:: Supplied material ::
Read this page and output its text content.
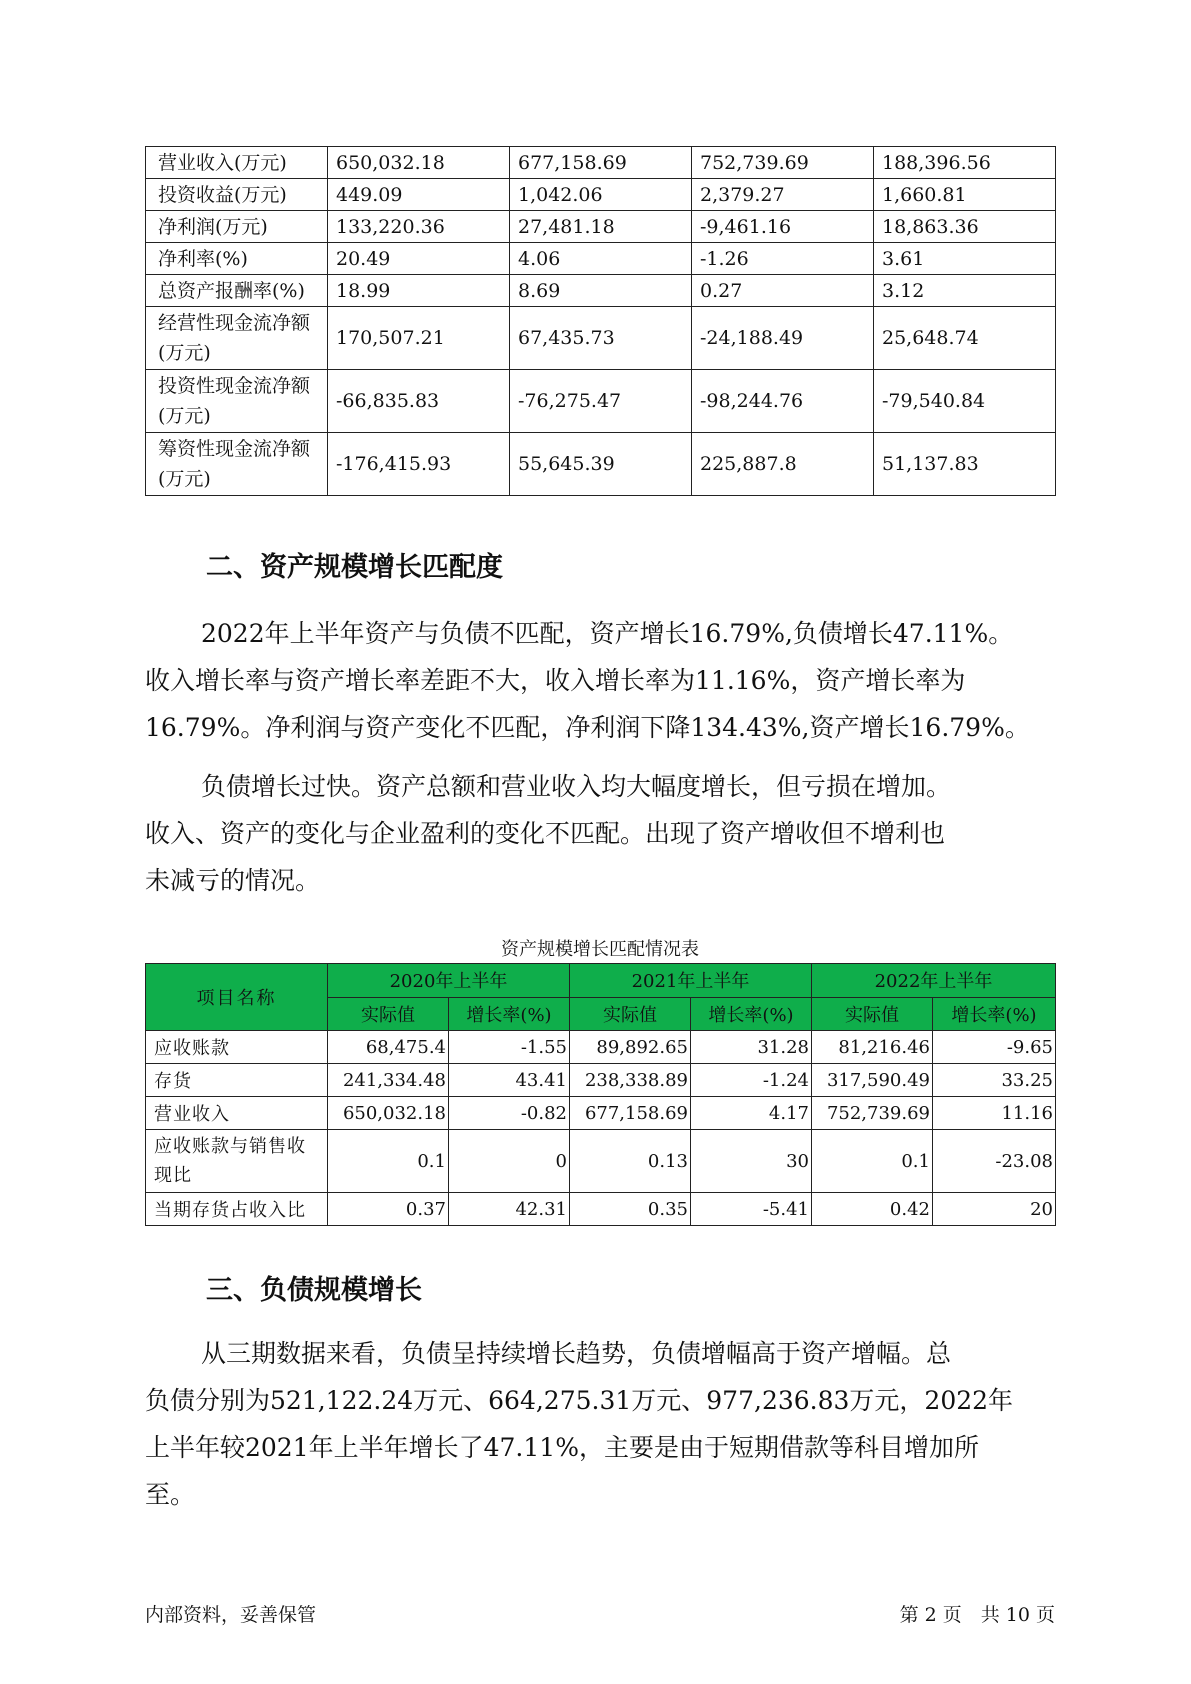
营业收入(万元)	650,032.18	677,158.69	752,739.69	188,396.56
投资收益(万元)	449.09	1,042.06	2,379.27	1,660.81
净利润(万元)	133,220.36	27,481.18	-9,461.16	18,863.36
净利率(%)	20.49	4.06	-1.26	3.61
总资产报酬率(%)	18.99	8.69	0.27	3.12
经营性现金流净额
(万元)	170,507.21	67,435.73	-24,188.49	25,648.74
投资性现金流净额
(万元)	-66,835.83	-76,275.47	-98,244.76	-79,540.84
筹资性现金流净额
(万元)	-176,415.93	55,645.39	225,887.8	51,137.83
二、资产规模增长匹配度
2022年上半年资产与负债不匹配，资产增长16.79%,负债增长47.11%。
收入增长率与资产增长率差距不大，收入增长率为11.16%，资产增长率为
16.79%。净利润与资产变化不匹配，净利润下降134.43%,资产增长16.79%。
负债增长过快。资产总额和营业收入均大幅度增长，但亏损在增加。
收入、资产的变化与企业盈利的变化不匹配。出现了资产增收但不增利也
未减亏的情况。
资产规模增长匹配情况表
项目名称	2020年上半年		2021年上半年		2022年上半年	
	实际值	增长率(%)	实际值	增长率(%)	实际值	增长率(%)
应收账款	68,475.4	-1.55	89,892.65	31.28	81,216.46	-9.65
存货	241,334.48	43.41	238,338.89	-1.24	317,590.49	33.25
营业收入	650,032.18	-0.82	677,158.69	4.17	752,739.69	11.16
应收账款与销售收
现比	0.1	0	0.13	30	0.1	-23.08
当期存货占收入比	0.37	42.31	0.35	-5.41	0.42	20
三、负债规模增长
从三期数据来看，负债呈持续增长趋势，负债增幅高于资产增幅。总
负债分别为521,122.24万元、664,275.31万元、977,236.83万元，2022年
上半年较2021年上半年增长了47.11%，主要是由于短期借款等科目增加所
至。
内部资料，妥善保管	第 2 页　共 10 页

:: Requirements ::
Write the full listing out again with every line unchanged, but include no pictures.

:: The solution ::
Read this page and output its text content.
营业收入(万元)	650,032.18	677,158.69	752,739.69	188,396.56
投资收益(万元)	449.09	1,042.06	2,379.27	1,660.81
净利润(万元)	133,220.36	27,481.18	-9,461.16	18,863.36
净利率(%)	20.49	4.06	-1.26	3.61
总资产报酬率(%)	18.99	8.69	0.27	3.12
经营性现金流净额
(万元)	170,507.21	67,435.73	-24,188.49	25,648.74
投资性现金流净额
(万元)	-66,835.83	-76,275.47	-98,244.76	-79,540.84
筹资性现金流净额
(万元)	-176,415.93	55,645.39	225,887.8	51,137.83
二、资产规模增长匹配度
2022年上半年资产与负债不匹配，资产增长16.79%,负债增长47.11%。
收入增长率与资产增长率差距不大，收入增长率为11.16%，资产增长率为
16.79%。净利润与资产变化不匹配，净利润下降134.43%,资产增长16.79%。
负债增长过快。资产总额和营业收入均大幅度增长，但亏损在增加。
收入、资产的变化与企业盈利的变化不匹配。出现了资产增收但不增利也
未减亏的情况。
资产规模增长匹配情况表
项目名称	2020年上半年		2021年上半年		2022年上半年	
	实际值	增长率(%)	实际值	增长率(%)	实际值	增长率(%)
应收账款	68,475.4	-1.55	89,892.65	31.28	81,216.46	-9.65
存货	241,334.48	43.41	238,338.89	-1.24	317,590.49	33.25
营业收入	650,032.18	-0.82	677,158.69	4.17	752,739.69	11.16
应收账款与销售收
现比	0.1	0	0.13	30	0.1	-23.08
当期存货占收入比	0.37	42.31	0.35	-5.41	0.42	20
三、负债规模增长
从三期数据来看，负债呈持续增长趋势，负债增幅高于资产增幅。总
负债分别为521,122.24万元、664,275.31万元、977,236.83万元，2022年
上半年较2021年上半年增长了47.11%，主要是由于短期借款等科目增加所
至。
内部资料，妥善保管	第 2 页　共 10 页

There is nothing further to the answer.